◆ What to do ◆
Every record below should be transcribed exactly. Omit the images.

◆ Rows ◆

========================

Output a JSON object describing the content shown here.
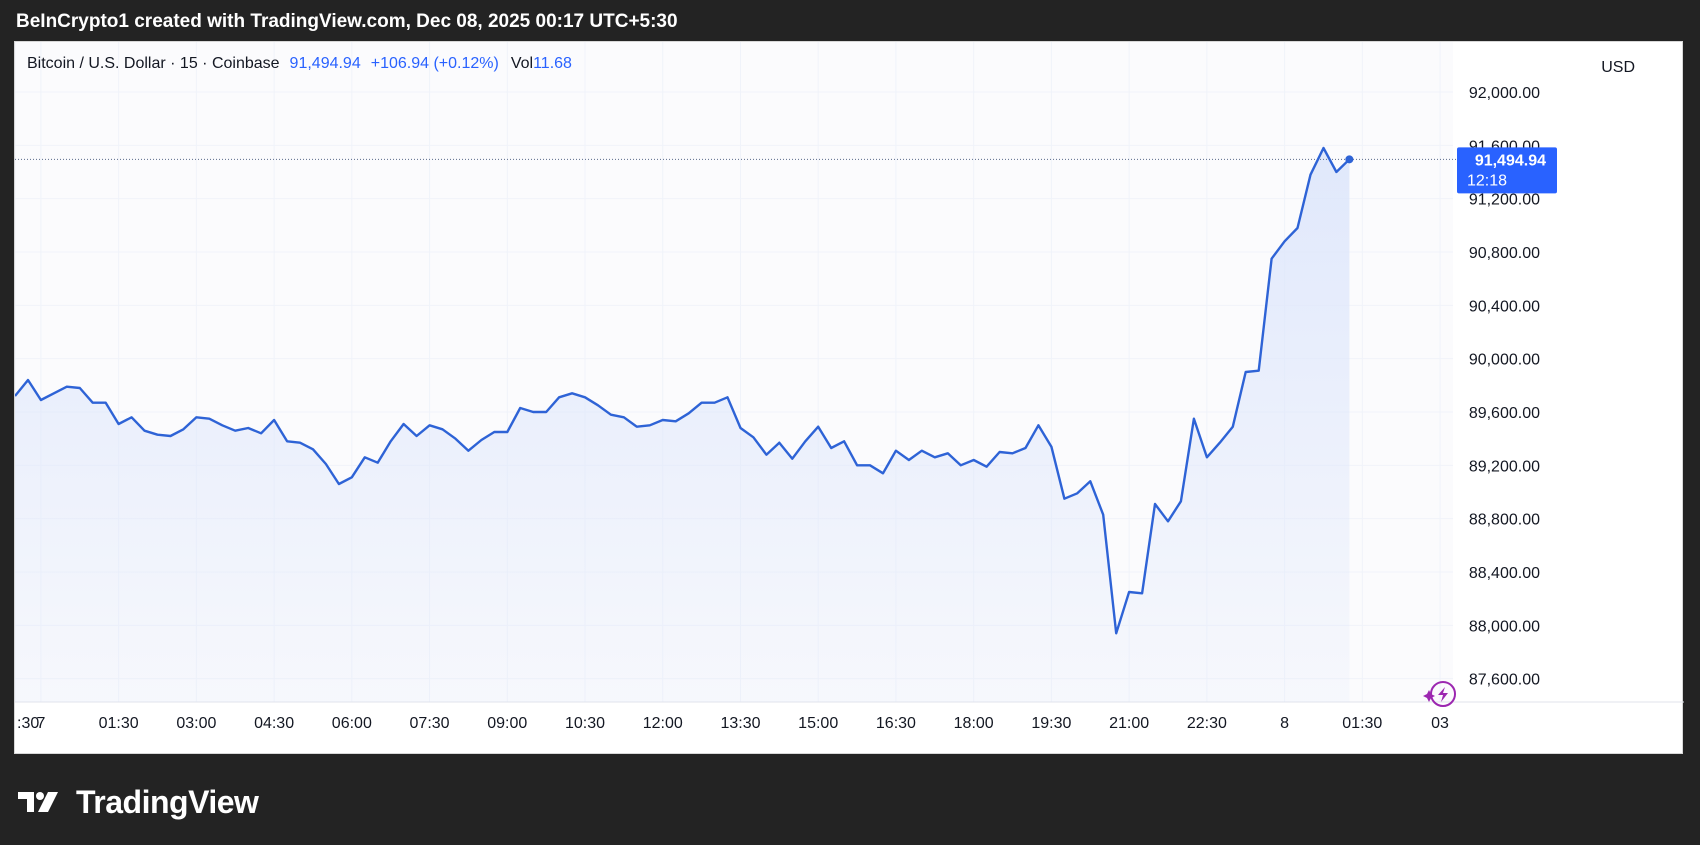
{
  "header": {
    "title": "BeInCrypto1 created with TradingView.com, Dec 08, 2025 00:17 UTC+5:30"
  },
  "legend": {
    "symbol": "Bitcoin / U.S. Dollar · 15 · Coinbase",
    "price": "91,494.94",
    "change": "+106.94 (+0.12%)",
    "volume_label": "Vol",
    "volume_value": "11.68"
  },
  "price_axis": {
    "currency": "USD",
    "current_price_label": "91,494.94",
    "countdown_label": "12:18"
  },
  "footer": {
    "brand": "TradingView"
  },
  "colors": {
    "line": "#2e63d6",
    "badge": "#2962ff",
    "area_top": "#dde6fb",
    "grid": "#f0f3fa",
    "background": "#232323"
  },
  "icons": {
    "brand_logo": "tradingview-logo-icon",
    "realtime": "lightning-sparkle-icon"
  },
  "chart_data": {
    "type": "area",
    "title": "Bitcoin / U.S. Dollar · 15 · Coinbase",
    "xlabel": "",
    "ylabel": "",
    "ylim": [
      87500,
      92300
    ],
    "y_ticks": [
      92000,
      91600,
      91200,
      90800,
      90400,
      90000,
      89600,
      89200,
      88800,
      88400,
      88000,
      87600
    ],
    "y_tick_labels": [
      "92,000.00",
      "91,600.00",
      "91,200.00",
      "90,800.00",
      "90,400.00",
      "90,000.00",
      "89,600.00",
      "89,200.00",
      "88,800.00",
      "88,400.00",
      "88,000.00",
      "87,600.00"
    ],
    "x_tick_labels": [
      ":30",
      "7",
      "01:30",
      "03:00",
      "04:30",
      "06:00",
      "07:30",
      "09:00",
      "10:30",
      "12:00",
      "13:30",
      "15:00",
      "16:30",
      "18:00",
      "19:30",
      "21:00",
      "22:30",
      "8",
      "01:30",
      "03"
    ],
    "x_tick_hours": [
      -0.5,
      0,
      1.5,
      3,
      4.5,
      6,
      7.5,
      9,
      10.5,
      12,
      13.5,
      15,
      16.5,
      18,
      19.5,
      21,
      22.5,
      24,
      25.5,
      27
    ],
    "x_range_hours": [
      -0.5,
      27.25
    ],
    "series": [
      {
        "interval_hours": 0.25,
        "start_hour": -0.5,
        "values": [
          89720,
          89840,
          89690,
          89740,
          89790,
          89780,
          89670,
          89670,
          89510,
          89560,
          89460,
          89430,
          89420,
          89470,
          89560,
          89550,
          89500,
          89460,
          89480,
          89440,
          89540,
          89380,
          89370,
          89320,
          89210,
          89060,
          89110,
          89260,
          89220,
          89380,
          89510,
          89420,
          89500,
          89470,
          89400,
          89310,
          89390,
          89450,
          89450,
          89630,
          89600,
          89600,
          89710,
          89740,
          89710,
          89650,
          89580,
          89560,
          89490,
          89500,
          89540,
          89530,
          89590,
          89670,
          89670,
          89710,
          89480,
          89410,
          89280,
          89370,
          89250,
          89380,
          89490,
          89330,
          89380,
          89200,
          89200,
          89140,
          89310,
          89240,
          89310,
          89260,
          89290,
          89200,
          89240,
          89190,
          89300,
          89290,
          89330,
          89500,
          89340,
          88950,
          88990,
          89080,
          88830,
          87940,
          88250,
          88240,
          88910,
          88780,
          88930,
          89550,
          89260,
          89370,
          89490,
          89900,
          89910,
          90750,
          90880,
          90980,
          91380,
          91580,
          91400,
          91495
        ],
        "last_value": 91494.94
      }
    ],
    "last_price_line": true,
    "grid": true
  }
}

========================

◆ Task result ◆
Output a JSON object describing the content shown here.
{
  "header": {
    "title": "BeInCrypto1 created with TradingView.com, Dec 08, 2025 00:17 UTC+5:30"
  },
  "legend": {
    "symbol": "Bitcoin / U.S. Dollar · 15 · Coinbase",
    "price": "91,494.94",
    "change": "+106.94 (+0.12%)",
    "volume_label": "Vol",
    "volume_value": "11.68"
  },
  "price_axis": {
    "currency": "USD",
    "current_price_label": "91,494.94",
    "countdown_label": "12:18"
  },
  "footer": {
    "brand": "TradingView"
  },
  "colors": {
    "line": "#2e63d6",
    "badge": "#2962ff",
    "area_top": "#dde6fb",
    "grid": "#f0f3fa",
    "background": "#232323"
  },
  "icons": {
    "brand_logo": "tradingview-logo-icon",
    "realtime": "lightning-sparkle-icon"
  },
  "chart_data": {
    "type": "area",
    "title": "Bitcoin / U.S. Dollar · 15 · Coinbase",
    "xlabel": "",
    "ylabel": "",
    "ylim": [
      87500,
      92300
    ],
    "y_ticks": [
      92000,
      91600,
      91200,
      90800,
      90400,
      90000,
      89600,
      89200,
      88800,
      88400,
      88000,
      87600
    ],
    "y_tick_labels": [
      "92,000.00",
      "91,600.00",
      "91,200.00",
      "90,800.00",
      "90,400.00",
      "90,000.00",
      "89,600.00",
      "89,200.00",
      "88,800.00",
      "88,400.00",
      "88,000.00",
      "87,600.00"
    ],
    "x_tick_labels": [
      ":30",
      "7",
      "01:30",
      "03:00",
      "04:30",
      "06:00",
      "07:30",
      "09:00",
      "10:30",
      "12:00",
      "13:30",
      "15:00",
      "16:30",
      "18:00",
      "19:30",
      "21:00",
      "22:30",
      "8",
      "01:30",
      "03"
    ],
    "x_tick_hours": [
      -0.5,
      0,
      1.5,
      3,
      4.5,
      6,
      7.5,
      9,
      10.5,
      12,
      13.5,
      15,
      16.5,
      18,
      19.5,
      21,
      22.5,
      24,
      25.5,
      27
    ],
    "x_range_hours": [
      -0.5,
      27.25
    ],
    "series": [
      {
        "interval_hours": 0.25,
        "start_hour": -0.5,
        "values": [
          89720,
          89840,
          89690,
          89740,
          89790,
          89780,
          89670,
          89670,
          89510,
          89560,
          89460,
          89430,
          89420,
          89470,
          89560,
          89550,
          89500,
          89460,
          89480,
          89440,
          89540,
          89380,
          89370,
          89320,
          89210,
          89060,
          89110,
          89260,
          89220,
          89380,
          89510,
          89420,
          89500,
          89470,
          89400,
          89310,
          89390,
          89450,
          89450,
          89630,
          89600,
          89600,
          89710,
          89740,
          89710,
          89650,
          89580,
          89560,
          89490,
          89500,
          89540,
          89530,
          89590,
          89670,
          89670,
          89710,
          89480,
          89410,
          89280,
          89370,
          89250,
          89380,
          89490,
          89330,
          89380,
          89200,
          89200,
          89140,
          89310,
          89240,
          89310,
          89260,
          89290,
          89200,
          89240,
          89190,
          89300,
          89290,
          89330,
          89500,
          89340,
          88950,
          88990,
          89080,
          88830,
          87940,
          88250,
          88240,
          88910,
          88780,
          88930,
          89550,
          89260,
          89370,
          89490,
          89900,
          89910,
          90750,
          90880,
          90980,
          91380,
          91580,
          91400,
          91495
        ],
        "last_value": 91494.94
      }
    ],
    "last_price_line": true,
    "grid": true
  }
}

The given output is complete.